--- Records for the task ---

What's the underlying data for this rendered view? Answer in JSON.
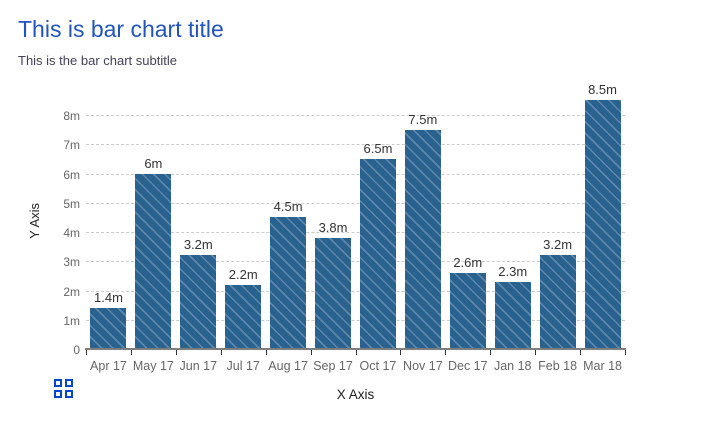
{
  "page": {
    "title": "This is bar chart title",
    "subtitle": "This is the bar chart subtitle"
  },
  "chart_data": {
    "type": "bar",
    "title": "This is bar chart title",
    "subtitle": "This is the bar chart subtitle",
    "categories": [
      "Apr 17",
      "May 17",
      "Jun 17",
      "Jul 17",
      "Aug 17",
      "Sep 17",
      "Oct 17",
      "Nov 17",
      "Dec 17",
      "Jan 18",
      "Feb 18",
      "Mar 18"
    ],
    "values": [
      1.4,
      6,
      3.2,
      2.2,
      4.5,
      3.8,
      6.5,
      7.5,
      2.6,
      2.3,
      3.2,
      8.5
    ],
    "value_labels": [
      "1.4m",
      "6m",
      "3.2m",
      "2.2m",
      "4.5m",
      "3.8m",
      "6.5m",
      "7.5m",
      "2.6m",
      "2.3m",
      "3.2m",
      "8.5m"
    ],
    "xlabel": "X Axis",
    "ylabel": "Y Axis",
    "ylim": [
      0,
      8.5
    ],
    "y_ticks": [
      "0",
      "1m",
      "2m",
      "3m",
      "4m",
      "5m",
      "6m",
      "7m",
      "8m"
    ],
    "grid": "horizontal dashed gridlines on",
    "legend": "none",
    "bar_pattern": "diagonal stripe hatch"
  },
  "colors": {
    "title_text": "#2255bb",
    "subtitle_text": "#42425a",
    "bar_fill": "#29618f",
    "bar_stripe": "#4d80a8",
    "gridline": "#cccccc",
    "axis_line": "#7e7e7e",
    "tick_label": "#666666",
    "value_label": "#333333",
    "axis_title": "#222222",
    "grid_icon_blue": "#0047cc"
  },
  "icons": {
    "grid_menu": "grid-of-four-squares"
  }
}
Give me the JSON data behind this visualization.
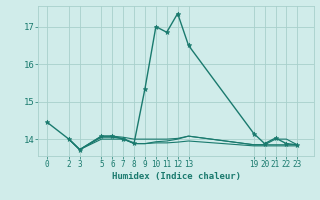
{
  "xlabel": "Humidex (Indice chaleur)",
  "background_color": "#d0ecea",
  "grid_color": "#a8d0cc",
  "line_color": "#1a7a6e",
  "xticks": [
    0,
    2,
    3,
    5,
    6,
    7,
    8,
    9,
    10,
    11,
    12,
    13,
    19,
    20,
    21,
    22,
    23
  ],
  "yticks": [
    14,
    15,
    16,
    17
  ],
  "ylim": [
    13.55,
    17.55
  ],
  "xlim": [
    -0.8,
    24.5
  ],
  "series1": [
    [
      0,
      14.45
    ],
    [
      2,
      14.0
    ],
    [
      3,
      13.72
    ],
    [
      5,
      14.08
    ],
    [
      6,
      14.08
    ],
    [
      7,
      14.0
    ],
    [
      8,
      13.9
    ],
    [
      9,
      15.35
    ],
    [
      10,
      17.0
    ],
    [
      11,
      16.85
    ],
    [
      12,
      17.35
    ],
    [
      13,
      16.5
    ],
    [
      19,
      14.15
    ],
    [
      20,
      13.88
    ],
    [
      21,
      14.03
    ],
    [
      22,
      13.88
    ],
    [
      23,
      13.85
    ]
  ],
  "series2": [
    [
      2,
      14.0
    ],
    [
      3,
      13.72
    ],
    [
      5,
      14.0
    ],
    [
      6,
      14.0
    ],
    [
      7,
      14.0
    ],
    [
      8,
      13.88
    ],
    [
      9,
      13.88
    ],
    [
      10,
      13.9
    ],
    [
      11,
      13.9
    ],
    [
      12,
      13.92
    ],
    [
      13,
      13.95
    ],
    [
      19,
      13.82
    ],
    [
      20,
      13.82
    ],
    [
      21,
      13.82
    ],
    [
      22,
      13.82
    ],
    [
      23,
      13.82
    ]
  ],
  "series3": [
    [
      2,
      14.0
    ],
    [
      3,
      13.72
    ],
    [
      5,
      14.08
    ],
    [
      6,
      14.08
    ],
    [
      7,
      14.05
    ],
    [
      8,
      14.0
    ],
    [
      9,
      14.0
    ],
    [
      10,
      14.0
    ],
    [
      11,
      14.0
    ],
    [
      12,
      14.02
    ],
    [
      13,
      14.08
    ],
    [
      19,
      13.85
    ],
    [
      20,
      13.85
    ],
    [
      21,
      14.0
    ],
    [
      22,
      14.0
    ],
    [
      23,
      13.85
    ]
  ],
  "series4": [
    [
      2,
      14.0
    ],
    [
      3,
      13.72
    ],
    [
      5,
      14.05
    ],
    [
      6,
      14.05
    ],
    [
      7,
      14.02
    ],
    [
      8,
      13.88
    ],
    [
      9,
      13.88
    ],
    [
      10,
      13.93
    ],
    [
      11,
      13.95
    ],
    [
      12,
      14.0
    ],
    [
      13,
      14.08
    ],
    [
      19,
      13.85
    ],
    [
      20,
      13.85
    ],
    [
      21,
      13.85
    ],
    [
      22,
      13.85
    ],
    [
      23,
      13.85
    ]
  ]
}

---

The records above are to be reproduced exactly; the pictures are to be left out.

What's the underlying data for this rendered view? Answer in JSON.
{
  "page": {
    "title": "This is bar chart title",
    "subtitle": "This is the bar chart subtitle"
  },
  "chart_data": {
    "type": "bar",
    "title": "This is bar chart title",
    "subtitle": "This is the bar chart subtitle",
    "categories": [
      "Apr 17",
      "May 17",
      "Jun 17",
      "Jul 17",
      "Aug 17",
      "Sep 17",
      "Oct 17",
      "Nov 17",
      "Dec 17",
      "Jan 18",
      "Feb 18",
      "Mar 18"
    ],
    "values": [
      1.4,
      6,
      3.2,
      2.2,
      4.5,
      3.8,
      6.5,
      7.5,
      2.6,
      2.3,
      3.2,
      8.5
    ],
    "value_labels": [
      "1.4m",
      "6m",
      "3.2m",
      "2.2m",
      "4.5m",
      "3.8m",
      "6.5m",
      "7.5m",
      "2.6m",
      "2.3m",
      "3.2m",
      "8.5m"
    ],
    "xlabel": "X Axis",
    "ylabel": "Y Axis",
    "ylim": [
      0,
      8.5
    ],
    "y_ticks": [
      "0",
      "1m",
      "2m",
      "3m",
      "4m",
      "5m",
      "6m",
      "7m",
      "8m"
    ],
    "grid": "horizontal dashed gridlines on",
    "legend": "none",
    "bar_pattern": "diagonal stripe hatch"
  },
  "colors": {
    "title_text": "#2255bb",
    "subtitle_text": "#42425a",
    "bar_fill": "#29618f",
    "bar_stripe": "#4d80a8",
    "gridline": "#cccccc",
    "axis_line": "#7e7e7e",
    "tick_label": "#666666",
    "value_label": "#333333",
    "axis_title": "#222222",
    "grid_icon_blue": "#0047cc"
  },
  "icons": {
    "grid_menu": "grid-of-four-squares"
  }
}
Give me the JSON data behind this visualization.
{
  "xlabel": "Humidex (Indice chaleur)",
  "background_color": "#d0ecea",
  "grid_color": "#a8d0cc",
  "line_color": "#1a7a6e",
  "xticks": [
    0,
    2,
    3,
    5,
    6,
    7,
    8,
    9,
    10,
    11,
    12,
    13,
    19,
    20,
    21,
    22,
    23
  ],
  "yticks": [
    14,
    15,
    16,
    17
  ],
  "ylim": [
    13.55,
    17.55
  ],
  "xlim": [
    -0.8,
    24.5
  ],
  "series1": [
    [
      0,
      14.45
    ],
    [
      2,
      14.0
    ],
    [
      3,
      13.72
    ],
    [
      5,
      14.08
    ],
    [
      6,
      14.08
    ],
    [
      7,
      14.0
    ],
    [
      8,
      13.9
    ],
    [
      9,
      15.35
    ],
    [
      10,
      17.0
    ],
    [
      11,
      16.85
    ],
    [
      12,
      17.35
    ],
    [
      13,
      16.5
    ],
    [
      19,
      14.15
    ],
    [
      20,
      13.88
    ],
    [
      21,
      14.03
    ],
    [
      22,
      13.88
    ],
    [
      23,
      13.85
    ]
  ],
  "series2": [
    [
      2,
      14.0
    ],
    [
      3,
      13.72
    ],
    [
      5,
      14.0
    ],
    [
      6,
      14.0
    ],
    [
      7,
      14.0
    ],
    [
      8,
      13.88
    ],
    [
      9,
      13.88
    ],
    [
      10,
      13.9
    ],
    [
      11,
      13.9
    ],
    [
      12,
      13.92
    ],
    [
      13,
      13.95
    ],
    [
      19,
      13.82
    ],
    [
      20,
      13.82
    ],
    [
      21,
      13.82
    ],
    [
      22,
      13.82
    ],
    [
      23,
      13.82
    ]
  ],
  "series3": [
    [
      2,
      14.0
    ],
    [
      3,
      13.72
    ],
    [
      5,
      14.08
    ],
    [
      6,
      14.08
    ],
    [
      7,
      14.05
    ],
    [
      8,
      14.0
    ],
    [
      9,
      14.0
    ],
    [
      10,
      14.0
    ],
    [
      11,
      14.0
    ],
    [
      12,
      14.02
    ],
    [
      13,
      14.08
    ],
    [
      19,
      13.85
    ],
    [
      20,
      13.85
    ],
    [
      21,
      14.0
    ],
    [
      22,
      14.0
    ],
    [
      23,
      13.85
    ]
  ],
  "series4": [
    [
      2,
      14.0
    ],
    [
      3,
      13.72
    ],
    [
      5,
      14.05
    ],
    [
      6,
      14.05
    ],
    [
      7,
      14.02
    ],
    [
      8,
      13.88
    ],
    [
      9,
      13.88
    ],
    [
      10,
      13.93
    ],
    [
      11,
      13.95
    ],
    [
      12,
      14.0
    ],
    [
      13,
      14.08
    ],
    [
      19,
      13.85
    ],
    [
      20,
      13.85
    ],
    [
      21,
      13.85
    ],
    [
      22,
      13.85
    ],
    [
      23,
      13.85
    ]
  ]
}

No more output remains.